▶ [Work to be completed] Check each line of the material below, and copy it if it holds the string "staticfile".

-------

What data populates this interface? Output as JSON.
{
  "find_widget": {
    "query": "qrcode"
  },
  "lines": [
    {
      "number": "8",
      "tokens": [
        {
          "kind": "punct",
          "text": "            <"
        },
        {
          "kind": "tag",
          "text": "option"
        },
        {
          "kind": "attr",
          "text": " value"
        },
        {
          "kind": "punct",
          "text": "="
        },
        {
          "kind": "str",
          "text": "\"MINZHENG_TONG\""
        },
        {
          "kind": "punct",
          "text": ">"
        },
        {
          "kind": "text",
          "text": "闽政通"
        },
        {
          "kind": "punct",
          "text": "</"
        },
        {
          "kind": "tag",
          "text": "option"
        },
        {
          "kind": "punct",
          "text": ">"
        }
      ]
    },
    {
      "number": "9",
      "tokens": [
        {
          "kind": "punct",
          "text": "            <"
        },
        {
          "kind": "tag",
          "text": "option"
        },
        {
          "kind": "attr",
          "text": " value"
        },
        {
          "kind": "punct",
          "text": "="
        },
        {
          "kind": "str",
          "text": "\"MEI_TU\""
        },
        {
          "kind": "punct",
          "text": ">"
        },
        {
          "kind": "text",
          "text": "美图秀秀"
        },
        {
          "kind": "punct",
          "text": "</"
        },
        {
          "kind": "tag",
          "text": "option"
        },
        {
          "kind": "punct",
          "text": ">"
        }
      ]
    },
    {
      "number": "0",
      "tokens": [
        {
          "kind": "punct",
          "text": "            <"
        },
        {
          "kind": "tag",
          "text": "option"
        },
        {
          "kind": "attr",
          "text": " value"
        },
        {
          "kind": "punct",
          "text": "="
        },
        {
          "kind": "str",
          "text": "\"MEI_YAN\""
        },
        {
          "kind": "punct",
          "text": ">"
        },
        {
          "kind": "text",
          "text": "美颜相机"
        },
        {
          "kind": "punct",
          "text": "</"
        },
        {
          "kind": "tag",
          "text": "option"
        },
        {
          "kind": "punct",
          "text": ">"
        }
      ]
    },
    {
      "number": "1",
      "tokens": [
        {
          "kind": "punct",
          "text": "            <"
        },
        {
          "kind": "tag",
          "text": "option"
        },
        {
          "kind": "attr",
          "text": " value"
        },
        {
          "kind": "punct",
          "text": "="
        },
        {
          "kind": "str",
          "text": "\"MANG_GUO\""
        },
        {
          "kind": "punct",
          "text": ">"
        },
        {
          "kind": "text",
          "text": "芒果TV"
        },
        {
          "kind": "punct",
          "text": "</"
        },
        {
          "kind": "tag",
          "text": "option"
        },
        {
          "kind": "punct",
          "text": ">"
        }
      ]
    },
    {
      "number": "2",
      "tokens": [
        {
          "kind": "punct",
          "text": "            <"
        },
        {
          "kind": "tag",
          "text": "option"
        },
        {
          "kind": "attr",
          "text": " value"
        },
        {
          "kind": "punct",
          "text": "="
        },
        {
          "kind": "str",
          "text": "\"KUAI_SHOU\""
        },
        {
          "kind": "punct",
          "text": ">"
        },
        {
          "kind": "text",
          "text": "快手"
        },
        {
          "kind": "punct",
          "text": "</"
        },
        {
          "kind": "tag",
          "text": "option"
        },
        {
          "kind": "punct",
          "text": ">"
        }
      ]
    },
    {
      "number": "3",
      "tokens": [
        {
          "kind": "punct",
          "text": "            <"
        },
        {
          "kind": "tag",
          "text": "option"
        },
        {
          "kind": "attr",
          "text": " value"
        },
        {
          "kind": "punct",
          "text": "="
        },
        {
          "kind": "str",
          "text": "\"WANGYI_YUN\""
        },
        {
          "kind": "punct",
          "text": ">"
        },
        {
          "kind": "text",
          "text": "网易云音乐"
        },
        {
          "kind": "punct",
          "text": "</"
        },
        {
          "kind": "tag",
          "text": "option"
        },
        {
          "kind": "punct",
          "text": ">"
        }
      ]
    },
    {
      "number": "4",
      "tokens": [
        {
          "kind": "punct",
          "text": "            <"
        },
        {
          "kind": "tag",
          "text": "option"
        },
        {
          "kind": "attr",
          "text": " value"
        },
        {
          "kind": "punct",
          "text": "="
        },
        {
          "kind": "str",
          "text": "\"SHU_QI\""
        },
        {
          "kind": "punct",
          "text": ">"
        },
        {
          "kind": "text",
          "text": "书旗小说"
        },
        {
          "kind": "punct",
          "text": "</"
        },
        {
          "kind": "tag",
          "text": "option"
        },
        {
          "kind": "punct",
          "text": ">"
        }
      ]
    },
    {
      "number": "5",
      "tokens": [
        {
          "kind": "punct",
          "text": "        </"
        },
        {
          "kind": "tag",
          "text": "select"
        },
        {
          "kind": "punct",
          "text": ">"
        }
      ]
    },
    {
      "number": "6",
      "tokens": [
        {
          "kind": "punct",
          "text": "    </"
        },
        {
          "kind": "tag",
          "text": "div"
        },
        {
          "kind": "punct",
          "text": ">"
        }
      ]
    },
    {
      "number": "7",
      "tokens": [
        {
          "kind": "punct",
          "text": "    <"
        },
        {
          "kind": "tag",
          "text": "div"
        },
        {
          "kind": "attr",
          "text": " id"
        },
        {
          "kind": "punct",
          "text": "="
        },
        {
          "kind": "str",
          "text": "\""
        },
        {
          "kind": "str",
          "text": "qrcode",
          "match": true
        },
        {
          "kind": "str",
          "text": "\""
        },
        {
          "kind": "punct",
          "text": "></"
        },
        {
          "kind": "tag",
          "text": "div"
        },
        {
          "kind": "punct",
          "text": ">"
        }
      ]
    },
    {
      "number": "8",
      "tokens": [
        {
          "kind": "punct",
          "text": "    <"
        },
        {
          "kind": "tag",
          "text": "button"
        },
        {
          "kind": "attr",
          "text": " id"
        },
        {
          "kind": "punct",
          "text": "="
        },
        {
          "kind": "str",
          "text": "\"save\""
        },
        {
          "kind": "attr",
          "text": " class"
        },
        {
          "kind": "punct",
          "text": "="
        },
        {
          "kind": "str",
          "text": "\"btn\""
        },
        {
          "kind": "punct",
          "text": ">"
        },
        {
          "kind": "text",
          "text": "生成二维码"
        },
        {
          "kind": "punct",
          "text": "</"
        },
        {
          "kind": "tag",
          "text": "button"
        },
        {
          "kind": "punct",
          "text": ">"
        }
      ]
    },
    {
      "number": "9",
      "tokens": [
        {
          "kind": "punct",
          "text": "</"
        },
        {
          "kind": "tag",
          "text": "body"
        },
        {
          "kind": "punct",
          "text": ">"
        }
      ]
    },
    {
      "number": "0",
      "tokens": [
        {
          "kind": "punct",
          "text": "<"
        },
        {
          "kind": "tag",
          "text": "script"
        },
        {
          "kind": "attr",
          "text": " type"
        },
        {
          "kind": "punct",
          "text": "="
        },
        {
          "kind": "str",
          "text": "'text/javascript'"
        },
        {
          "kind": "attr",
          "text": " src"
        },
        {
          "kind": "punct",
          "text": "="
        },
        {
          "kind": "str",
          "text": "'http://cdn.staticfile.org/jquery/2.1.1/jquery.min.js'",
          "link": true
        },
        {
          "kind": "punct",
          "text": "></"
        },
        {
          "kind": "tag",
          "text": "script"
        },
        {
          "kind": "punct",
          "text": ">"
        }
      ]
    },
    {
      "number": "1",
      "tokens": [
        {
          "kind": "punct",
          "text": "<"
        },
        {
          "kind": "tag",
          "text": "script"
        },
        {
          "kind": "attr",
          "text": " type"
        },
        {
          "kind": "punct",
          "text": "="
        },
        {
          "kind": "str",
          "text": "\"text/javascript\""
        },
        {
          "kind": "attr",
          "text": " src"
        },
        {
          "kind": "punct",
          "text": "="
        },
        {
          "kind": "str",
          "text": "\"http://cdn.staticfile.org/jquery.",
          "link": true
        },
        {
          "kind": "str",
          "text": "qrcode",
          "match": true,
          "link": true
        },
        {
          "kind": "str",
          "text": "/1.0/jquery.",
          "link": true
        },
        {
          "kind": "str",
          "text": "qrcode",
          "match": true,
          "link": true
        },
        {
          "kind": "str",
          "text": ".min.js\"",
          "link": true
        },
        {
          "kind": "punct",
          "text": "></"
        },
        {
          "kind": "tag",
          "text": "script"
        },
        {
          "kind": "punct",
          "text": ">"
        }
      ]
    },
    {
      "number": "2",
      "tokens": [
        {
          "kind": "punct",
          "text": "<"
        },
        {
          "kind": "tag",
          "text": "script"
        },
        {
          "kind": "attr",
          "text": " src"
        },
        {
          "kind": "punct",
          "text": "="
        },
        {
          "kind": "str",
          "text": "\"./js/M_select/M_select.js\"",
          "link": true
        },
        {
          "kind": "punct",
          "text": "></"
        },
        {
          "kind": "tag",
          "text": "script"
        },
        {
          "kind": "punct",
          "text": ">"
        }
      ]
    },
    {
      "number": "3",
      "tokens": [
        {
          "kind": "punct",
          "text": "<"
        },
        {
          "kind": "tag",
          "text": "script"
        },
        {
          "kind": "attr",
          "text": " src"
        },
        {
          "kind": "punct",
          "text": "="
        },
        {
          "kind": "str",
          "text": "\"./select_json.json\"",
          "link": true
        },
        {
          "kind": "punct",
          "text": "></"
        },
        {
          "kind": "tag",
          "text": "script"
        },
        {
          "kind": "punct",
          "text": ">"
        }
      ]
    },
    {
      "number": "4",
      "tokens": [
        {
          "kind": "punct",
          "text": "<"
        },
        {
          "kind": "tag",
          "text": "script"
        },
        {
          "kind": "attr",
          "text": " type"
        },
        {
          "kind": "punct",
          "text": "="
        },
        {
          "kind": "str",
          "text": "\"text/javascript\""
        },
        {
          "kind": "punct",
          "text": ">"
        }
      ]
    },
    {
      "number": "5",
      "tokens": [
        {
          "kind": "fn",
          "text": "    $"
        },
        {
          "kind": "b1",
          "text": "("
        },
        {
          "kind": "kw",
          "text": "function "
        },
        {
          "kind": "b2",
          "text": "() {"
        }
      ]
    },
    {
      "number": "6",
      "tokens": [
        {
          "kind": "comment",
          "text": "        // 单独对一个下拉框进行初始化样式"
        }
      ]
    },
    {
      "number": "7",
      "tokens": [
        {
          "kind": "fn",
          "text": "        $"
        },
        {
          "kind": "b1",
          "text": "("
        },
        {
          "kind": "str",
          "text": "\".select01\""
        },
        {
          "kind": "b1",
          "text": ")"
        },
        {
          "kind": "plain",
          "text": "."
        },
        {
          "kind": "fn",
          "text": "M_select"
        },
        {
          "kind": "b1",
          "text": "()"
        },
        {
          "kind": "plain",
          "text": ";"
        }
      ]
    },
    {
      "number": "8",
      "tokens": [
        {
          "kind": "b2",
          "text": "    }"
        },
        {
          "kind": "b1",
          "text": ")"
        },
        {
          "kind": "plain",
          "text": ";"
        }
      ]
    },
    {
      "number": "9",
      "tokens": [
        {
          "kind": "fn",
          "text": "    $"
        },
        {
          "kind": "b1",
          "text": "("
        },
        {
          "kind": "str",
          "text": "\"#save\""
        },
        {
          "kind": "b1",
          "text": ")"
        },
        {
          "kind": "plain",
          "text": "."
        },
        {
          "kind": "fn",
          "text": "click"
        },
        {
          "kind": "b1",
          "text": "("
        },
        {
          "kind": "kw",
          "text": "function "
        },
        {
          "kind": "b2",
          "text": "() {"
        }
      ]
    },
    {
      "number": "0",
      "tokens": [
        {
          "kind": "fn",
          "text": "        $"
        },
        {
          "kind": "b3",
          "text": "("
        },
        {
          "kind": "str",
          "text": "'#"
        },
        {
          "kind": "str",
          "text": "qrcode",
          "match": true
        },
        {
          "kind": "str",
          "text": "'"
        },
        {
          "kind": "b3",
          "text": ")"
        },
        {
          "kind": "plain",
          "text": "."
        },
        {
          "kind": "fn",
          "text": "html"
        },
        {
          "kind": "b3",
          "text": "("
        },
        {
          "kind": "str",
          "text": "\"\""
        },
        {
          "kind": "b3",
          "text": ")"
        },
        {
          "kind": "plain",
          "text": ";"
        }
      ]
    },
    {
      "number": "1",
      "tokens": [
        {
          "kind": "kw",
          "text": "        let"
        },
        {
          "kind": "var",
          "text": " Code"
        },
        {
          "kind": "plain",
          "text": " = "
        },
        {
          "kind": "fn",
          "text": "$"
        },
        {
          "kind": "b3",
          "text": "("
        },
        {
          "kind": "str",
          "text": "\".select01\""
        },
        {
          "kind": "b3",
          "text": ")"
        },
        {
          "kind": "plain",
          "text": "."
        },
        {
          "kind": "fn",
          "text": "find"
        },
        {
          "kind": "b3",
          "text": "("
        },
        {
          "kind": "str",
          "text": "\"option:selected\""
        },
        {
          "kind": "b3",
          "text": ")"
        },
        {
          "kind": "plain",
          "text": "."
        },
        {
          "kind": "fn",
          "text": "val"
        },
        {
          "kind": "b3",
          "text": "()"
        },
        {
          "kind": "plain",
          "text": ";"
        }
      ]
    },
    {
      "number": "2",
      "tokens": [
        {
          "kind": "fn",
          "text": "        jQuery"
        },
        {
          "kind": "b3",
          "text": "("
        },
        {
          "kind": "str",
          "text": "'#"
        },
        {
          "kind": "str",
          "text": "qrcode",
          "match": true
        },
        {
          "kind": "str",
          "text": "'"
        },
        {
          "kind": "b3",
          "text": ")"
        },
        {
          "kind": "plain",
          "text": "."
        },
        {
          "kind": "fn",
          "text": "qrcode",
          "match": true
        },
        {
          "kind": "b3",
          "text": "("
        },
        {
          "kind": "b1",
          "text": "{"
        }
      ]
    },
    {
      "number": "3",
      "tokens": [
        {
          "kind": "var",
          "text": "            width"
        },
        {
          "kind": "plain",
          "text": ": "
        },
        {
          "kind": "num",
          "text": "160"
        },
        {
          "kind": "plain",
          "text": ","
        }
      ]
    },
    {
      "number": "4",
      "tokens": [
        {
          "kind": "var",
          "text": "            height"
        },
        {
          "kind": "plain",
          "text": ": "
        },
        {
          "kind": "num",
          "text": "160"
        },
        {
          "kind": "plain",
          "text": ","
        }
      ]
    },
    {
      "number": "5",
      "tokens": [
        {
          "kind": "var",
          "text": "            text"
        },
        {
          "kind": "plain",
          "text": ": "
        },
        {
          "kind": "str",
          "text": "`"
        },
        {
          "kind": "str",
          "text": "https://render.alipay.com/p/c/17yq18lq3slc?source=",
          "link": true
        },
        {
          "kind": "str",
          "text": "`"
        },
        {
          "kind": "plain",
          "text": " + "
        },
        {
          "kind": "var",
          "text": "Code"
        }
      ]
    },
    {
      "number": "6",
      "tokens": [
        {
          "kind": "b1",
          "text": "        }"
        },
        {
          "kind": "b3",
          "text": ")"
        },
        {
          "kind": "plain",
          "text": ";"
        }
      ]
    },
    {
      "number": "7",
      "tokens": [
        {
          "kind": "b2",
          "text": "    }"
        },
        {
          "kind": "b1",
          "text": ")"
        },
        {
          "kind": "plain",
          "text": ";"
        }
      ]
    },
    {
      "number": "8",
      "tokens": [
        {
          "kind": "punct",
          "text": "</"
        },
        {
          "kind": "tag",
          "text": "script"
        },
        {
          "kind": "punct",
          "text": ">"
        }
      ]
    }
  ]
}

-------

▶ [Written solution]
          "text": "'http://cdn.staticfile.org/jquery/2.1.1/jquery.min.js'",
          "text": "\"http://cdn.staticfile.org/jquery.",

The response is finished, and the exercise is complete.